Task brief:
Reproduce each of the rows below verbatim, but leave out the pictures.

Extracted information:

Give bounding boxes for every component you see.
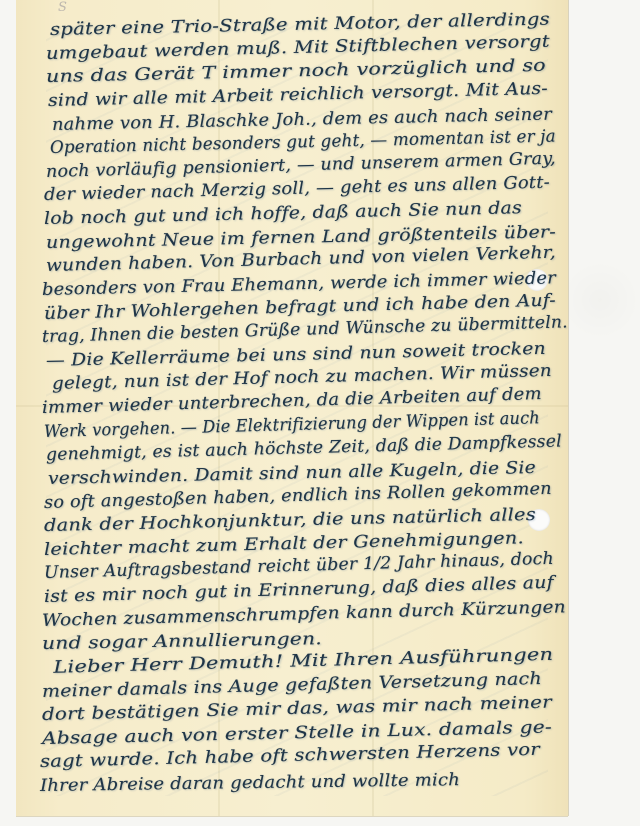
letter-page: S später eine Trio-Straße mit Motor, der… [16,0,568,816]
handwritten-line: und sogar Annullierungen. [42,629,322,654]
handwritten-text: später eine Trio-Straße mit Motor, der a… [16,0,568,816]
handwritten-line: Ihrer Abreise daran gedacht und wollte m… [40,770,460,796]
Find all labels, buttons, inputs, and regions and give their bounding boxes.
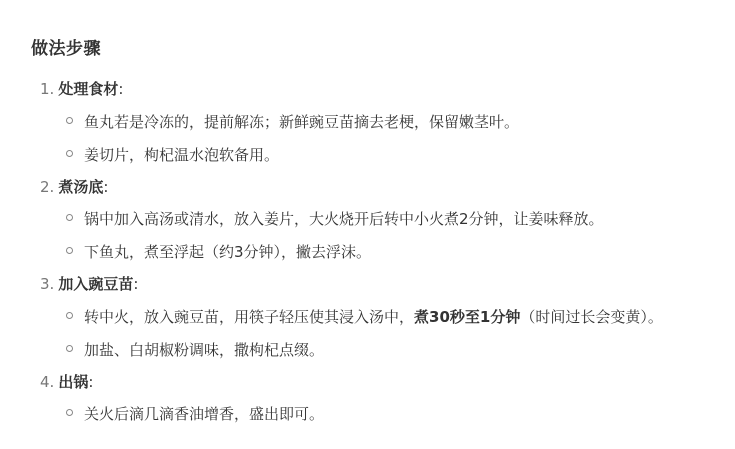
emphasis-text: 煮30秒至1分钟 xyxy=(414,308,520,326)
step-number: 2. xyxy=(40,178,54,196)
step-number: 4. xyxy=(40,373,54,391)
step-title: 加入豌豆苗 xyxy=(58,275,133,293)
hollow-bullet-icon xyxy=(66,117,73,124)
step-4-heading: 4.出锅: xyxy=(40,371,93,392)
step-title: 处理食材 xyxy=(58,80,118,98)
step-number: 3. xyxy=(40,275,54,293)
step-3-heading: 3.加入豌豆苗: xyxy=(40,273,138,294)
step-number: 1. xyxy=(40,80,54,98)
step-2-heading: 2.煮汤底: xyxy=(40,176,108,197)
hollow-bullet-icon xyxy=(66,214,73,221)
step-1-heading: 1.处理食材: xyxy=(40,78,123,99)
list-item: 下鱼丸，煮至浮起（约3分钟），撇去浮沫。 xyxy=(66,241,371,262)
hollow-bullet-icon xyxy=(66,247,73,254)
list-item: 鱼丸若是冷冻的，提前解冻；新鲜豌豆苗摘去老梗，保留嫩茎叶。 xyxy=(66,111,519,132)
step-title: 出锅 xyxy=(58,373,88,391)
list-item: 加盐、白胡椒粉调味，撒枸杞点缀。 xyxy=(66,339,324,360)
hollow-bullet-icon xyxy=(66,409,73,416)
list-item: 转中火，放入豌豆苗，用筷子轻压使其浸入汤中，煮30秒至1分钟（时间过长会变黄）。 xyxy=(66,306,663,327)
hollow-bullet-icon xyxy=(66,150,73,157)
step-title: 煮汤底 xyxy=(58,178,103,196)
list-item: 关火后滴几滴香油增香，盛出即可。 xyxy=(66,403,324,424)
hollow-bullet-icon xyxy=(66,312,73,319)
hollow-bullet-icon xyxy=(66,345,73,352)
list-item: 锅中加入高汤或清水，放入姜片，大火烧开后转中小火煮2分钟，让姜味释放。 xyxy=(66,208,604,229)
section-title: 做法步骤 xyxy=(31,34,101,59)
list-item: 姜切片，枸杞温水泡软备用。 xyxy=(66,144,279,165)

Correct result:
Give bounding boxes for every component you see.
letter-page: S später eine Trio-Straße mit Motor, der… [16,0,568,816]
handwritten-line: und sogar Annullierungen. [42,629,322,654]
handwritten-text: später eine Trio-Straße mit Motor, der a… [16,0,568,816]
handwritten-line: Ihrer Abreise daran gedacht und wollte m… [40,770,460,796]
Find all labels, buttons, inputs, and regions and give their bounding boxes.
emphasis-text: 煮30秒至1分钟 xyxy=(414,308,520,326)
step-number: 2. xyxy=(40,178,54,196)
step-number: 4. xyxy=(40,373,54,391)
step-title: 加入豌豆苗 xyxy=(58,275,133,293)
hollow-bullet-icon xyxy=(66,117,73,124)
step-4-heading: 4.出锅: xyxy=(40,371,93,392)
step-title: 处理食材 xyxy=(58,80,118,98)
step-number: 3. xyxy=(40,275,54,293)
step-3-heading: 3.加入豌豆苗: xyxy=(40,273,138,294)
step-number: 1. xyxy=(40,80,54,98)
step-2-heading: 2.煮汤底: xyxy=(40,176,108,197)
hollow-bullet-icon xyxy=(66,214,73,221)
step-1-heading: 1.处理食材: xyxy=(40,78,123,99)
list-item: 下鱼丸，煮至浮起（约3分钟），撇去浮沫。 xyxy=(66,241,371,262)
hollow-bullet-icon xyxy=(66,247,73,254)
list-item: 鱼丸若是冷冻的，提前解冻；新鲜豌豆苗摘去老梗，保留嫩茎叶。 xyxy=(66,111,519,132)
step-title: 出锅 xyxy=(58,373,88,391)
list-item: 加盐、白胡椒粉调味，撒枸杞点缀。 xyxy=(66,339,324,360)
hollow-bullet-icon xyxy=(66,409,73,416)
list-item: 转中火，放入豌豆苗，用筷子轻压使其浸入汤中，煮30秒至1分钟（时间过长会变黄）。 xyxy=(66,306,663,327)
hollow-bullet-icon xyxy=(66,150,73,157)
step-title: 煮汤底 xyxy=(58,178,103,196)
list-item: 关火后滴几滴香油增香，盛出即可。 xyxy=(66,403,324,424)
hollow-bullet-icon xyxy=(66,312,73,319)
hollow-bullet-icon xyxy=(66,345,73,352)
list-item: 锅中加入高汤或清水，放入姜片，大火烧开后转中小火煮2分钟，让姜味释放。 xyxy=(66,208,604,229)
section-title: 做法步骤 xyxy=(31,34,101,59)
list-item: 姜切片，枸杞温水泡软备用。 xyxy=(66,144,279,165)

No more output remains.